Reproduce the data verbatim, beginning at its first line and continuing through the line that contains "panel-4: 0 1", with both of these lines included.

====== Task material

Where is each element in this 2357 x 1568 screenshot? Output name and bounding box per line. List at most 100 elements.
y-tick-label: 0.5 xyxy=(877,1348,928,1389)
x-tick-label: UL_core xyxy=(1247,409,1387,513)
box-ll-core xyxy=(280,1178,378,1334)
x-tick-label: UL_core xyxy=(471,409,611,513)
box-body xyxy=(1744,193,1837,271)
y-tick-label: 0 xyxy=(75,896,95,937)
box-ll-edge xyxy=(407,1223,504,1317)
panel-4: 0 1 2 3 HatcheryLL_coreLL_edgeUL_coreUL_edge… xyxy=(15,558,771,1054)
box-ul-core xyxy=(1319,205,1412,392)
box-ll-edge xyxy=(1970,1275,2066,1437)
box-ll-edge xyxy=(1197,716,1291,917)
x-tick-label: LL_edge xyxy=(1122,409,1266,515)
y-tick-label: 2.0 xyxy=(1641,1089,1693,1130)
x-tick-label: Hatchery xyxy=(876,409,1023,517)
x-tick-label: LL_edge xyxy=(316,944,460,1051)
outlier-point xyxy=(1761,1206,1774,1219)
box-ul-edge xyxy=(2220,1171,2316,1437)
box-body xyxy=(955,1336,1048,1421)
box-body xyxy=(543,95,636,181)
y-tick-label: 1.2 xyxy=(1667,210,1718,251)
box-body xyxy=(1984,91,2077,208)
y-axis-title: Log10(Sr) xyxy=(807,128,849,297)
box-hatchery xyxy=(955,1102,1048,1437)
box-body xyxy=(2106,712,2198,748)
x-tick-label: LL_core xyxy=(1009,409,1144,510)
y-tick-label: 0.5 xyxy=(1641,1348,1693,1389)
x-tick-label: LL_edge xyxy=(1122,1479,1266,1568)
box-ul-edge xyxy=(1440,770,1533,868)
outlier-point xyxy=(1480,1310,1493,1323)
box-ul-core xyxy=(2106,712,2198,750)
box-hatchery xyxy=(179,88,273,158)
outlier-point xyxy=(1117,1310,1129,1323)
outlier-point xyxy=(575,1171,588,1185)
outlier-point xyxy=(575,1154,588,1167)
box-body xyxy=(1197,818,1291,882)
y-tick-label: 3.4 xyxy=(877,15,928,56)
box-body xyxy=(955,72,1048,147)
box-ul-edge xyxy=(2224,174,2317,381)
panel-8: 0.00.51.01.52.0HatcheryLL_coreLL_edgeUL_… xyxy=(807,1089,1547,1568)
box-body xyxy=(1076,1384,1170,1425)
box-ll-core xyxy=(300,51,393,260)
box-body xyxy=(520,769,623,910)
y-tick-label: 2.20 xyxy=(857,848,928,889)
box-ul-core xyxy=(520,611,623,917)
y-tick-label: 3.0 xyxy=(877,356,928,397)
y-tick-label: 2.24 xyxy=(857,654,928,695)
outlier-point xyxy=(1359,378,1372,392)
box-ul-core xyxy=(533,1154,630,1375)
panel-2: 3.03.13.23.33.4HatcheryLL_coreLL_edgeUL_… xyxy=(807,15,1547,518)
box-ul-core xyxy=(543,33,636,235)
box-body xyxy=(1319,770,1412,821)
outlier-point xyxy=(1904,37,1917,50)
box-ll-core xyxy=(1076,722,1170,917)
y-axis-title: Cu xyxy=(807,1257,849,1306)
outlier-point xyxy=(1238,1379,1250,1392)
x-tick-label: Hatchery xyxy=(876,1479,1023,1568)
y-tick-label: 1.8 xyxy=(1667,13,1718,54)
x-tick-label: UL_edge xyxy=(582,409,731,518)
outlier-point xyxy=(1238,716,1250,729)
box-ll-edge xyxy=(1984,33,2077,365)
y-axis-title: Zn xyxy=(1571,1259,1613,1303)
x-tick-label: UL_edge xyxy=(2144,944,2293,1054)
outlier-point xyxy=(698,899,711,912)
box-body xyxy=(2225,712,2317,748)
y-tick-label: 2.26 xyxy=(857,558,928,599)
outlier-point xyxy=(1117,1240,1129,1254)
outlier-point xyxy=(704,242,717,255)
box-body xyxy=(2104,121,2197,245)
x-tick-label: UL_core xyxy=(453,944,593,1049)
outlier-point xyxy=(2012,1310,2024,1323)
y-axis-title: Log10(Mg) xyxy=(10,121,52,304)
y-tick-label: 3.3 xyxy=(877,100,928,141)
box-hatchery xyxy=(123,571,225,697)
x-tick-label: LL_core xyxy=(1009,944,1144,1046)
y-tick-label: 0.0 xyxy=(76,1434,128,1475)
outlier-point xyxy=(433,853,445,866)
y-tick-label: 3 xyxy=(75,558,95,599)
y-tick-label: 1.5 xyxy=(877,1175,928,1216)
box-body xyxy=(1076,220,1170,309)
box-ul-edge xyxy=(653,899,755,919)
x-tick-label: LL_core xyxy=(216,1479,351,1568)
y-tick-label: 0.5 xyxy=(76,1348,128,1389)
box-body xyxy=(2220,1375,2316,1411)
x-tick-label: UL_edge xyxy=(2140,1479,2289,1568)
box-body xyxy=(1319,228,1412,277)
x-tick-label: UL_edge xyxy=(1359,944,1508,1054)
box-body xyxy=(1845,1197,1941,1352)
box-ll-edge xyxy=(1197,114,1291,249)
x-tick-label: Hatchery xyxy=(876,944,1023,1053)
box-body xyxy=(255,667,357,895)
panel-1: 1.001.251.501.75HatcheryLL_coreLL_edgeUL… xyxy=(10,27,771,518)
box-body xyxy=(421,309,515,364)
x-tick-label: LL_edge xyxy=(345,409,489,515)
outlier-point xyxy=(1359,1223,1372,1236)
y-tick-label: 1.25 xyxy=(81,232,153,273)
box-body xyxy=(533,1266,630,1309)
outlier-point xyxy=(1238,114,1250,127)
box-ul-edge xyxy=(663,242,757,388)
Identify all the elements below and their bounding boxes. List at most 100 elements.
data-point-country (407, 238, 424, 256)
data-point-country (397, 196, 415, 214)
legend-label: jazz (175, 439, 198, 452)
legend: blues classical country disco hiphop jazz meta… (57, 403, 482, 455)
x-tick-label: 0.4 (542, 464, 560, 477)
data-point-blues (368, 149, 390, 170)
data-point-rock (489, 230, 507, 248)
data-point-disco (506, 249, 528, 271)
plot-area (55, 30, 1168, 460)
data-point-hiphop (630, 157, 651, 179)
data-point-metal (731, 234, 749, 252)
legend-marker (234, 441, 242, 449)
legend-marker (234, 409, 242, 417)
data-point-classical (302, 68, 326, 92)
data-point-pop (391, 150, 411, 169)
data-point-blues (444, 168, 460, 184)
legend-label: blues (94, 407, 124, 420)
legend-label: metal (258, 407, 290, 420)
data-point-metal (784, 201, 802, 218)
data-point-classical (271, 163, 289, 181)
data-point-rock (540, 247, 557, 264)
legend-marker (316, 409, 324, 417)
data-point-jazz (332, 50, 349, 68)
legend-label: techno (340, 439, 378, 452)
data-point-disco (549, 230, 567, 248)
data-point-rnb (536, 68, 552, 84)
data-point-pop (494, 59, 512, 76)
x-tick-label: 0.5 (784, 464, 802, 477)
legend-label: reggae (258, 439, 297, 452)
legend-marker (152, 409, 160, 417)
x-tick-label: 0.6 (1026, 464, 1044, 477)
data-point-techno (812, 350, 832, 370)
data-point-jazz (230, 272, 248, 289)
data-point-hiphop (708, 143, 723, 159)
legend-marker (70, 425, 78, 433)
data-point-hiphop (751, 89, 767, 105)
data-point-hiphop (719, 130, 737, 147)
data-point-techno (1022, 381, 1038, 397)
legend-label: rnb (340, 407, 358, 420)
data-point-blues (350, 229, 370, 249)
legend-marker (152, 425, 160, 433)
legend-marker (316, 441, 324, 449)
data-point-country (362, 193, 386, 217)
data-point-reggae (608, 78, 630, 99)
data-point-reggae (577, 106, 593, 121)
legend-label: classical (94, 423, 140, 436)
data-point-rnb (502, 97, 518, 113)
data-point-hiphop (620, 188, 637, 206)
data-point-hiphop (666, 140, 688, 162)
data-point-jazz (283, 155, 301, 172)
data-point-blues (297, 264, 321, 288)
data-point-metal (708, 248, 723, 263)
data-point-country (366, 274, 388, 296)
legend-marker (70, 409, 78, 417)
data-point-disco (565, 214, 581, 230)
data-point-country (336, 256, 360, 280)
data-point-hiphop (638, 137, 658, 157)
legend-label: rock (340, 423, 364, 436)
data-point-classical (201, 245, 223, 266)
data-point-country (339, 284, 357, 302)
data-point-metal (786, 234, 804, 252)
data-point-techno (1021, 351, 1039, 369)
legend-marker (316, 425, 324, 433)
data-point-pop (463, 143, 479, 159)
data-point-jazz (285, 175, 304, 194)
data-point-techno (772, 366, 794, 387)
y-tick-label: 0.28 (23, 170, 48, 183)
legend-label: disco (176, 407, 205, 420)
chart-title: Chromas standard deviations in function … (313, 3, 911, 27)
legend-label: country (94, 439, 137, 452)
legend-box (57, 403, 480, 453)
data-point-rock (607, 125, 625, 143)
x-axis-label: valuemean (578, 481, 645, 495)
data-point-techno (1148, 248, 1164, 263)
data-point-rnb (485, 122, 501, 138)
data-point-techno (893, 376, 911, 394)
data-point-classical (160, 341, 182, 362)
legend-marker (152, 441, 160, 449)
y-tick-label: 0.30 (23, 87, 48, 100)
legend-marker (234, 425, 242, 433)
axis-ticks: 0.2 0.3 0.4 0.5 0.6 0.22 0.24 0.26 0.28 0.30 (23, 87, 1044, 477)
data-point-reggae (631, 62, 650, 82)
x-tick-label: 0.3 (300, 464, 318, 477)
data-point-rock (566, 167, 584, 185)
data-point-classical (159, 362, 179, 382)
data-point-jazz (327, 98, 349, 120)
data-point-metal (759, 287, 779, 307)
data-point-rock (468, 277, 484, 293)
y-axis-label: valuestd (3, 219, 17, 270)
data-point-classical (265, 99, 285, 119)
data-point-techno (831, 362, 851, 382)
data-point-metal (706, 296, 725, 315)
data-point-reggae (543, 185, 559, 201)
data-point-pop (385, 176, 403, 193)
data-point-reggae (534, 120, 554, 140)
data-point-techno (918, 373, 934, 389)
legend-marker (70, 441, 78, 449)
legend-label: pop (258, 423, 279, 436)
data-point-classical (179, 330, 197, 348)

============

▶ [Complete answer]
Where is each element in this 2357 x 1568 screenshot? Output name and bounding box per line. List at most 100 elements.
y-tick-label: 0.5 xyxy=(877,1348,928,1389)
x-tick-label: UL_core xyxy=(1247,409,1387,513)
box-ll-core xyxy=(280,1178,378,1334)
x-tick-label: UL_core xyxy=(471,409,611,513)
box-body xyxy=(1744,193,1837,271)
y-tick-label: 0 xyxy=(75,896,95,937)
box-ll-edge xyxy=(407,1223,504,1317)
panel-4: 0 1 2 3 HatcheryLL_coreLL_edgeUL_coreUL_edge… xyxy=(15,558,771,1054)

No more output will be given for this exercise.